▸ WRITTEN REQUEST
The records that follow should be retyped word for word.

▸ ENTRIES
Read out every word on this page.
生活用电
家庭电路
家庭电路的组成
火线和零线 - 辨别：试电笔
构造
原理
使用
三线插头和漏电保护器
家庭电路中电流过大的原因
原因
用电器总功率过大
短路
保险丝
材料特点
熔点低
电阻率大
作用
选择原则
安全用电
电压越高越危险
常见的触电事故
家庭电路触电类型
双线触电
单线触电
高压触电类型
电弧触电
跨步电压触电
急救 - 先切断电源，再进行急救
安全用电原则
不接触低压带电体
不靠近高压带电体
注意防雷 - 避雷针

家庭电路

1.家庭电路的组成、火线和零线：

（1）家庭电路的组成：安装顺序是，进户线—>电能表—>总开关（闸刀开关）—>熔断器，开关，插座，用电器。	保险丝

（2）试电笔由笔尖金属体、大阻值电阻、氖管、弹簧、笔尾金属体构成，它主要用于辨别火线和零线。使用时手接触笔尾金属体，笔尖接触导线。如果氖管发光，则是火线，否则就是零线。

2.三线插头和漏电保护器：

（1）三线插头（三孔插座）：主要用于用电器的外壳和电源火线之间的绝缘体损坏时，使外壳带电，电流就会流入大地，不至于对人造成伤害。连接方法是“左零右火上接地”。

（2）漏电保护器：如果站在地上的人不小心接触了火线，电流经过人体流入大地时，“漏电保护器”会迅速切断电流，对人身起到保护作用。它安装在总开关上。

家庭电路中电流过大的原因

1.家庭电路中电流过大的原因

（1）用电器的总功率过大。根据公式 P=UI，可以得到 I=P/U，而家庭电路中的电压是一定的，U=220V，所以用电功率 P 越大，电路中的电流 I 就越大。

▸ RESPONSE TO THE TASK
Read out every word on this page.
生活用电
家庭电路
家庭电路的组成
火线和零线 - 辨别：试电笔
构造
原理
使用
三线插头和漏电保护器
家庭电路中电流过大的原因
原因
用电器总功率过大
短路
保险丝
材料特点
熔点低
电阻率大
作用
选择原则
安全用电
电压越高越危险
常见的触电事故
家庭电路触电类型
双线触电
单线触电
高压触电类型
电弧触电
跨步电压触电
急救 - 先切断电源，再进行急救
安全用电原则
不接触低压带电体
不靠近高压带电体
注意防雷 - 避雷针

家庭电路

1.家庭电路的组成、火线和零线：

（1）家庭电路的组成：安装顺序是，进户线—>电能表—>总开关（闸刀开关）—>熔断器，开关，插座，用电器。	保险丝

（2）试电笔由笔尖金属体、大阻值电阻、氖管、弹簧、笔尾金属体构成，它主要用于辨别火线和零线。使用时手接触笔尾金属体，笔尖接触导线。如果氖管发光，则是火线，否则就是零线。

2.三线插头和漏电保护器：

（1）三线插头（三孔插座）：主要用于用电器的外壳和电源火线之间的绝缘体损坏时，使外壳带电，电流就会流入大地，不至于对人造成伤害。连接方法是“左零右火上接地”。

（2）漏电保护器：如果站在地上的人不小心接触了火线，电流经过人体流入大地时，“漏电保护器”会迅速切断电流，对人身起到保护作用。它安装在总开关上。

家庭电路中电流过大的原因

1.家庭电路中电流过大的原因

（1）用电器的总功率过大。根据公式 P=UI，可以得到 I=P/U，而家庭电路中的电压是一定的，U=220V，所以用电功率 P 越大，电路中的电流 I 就越大。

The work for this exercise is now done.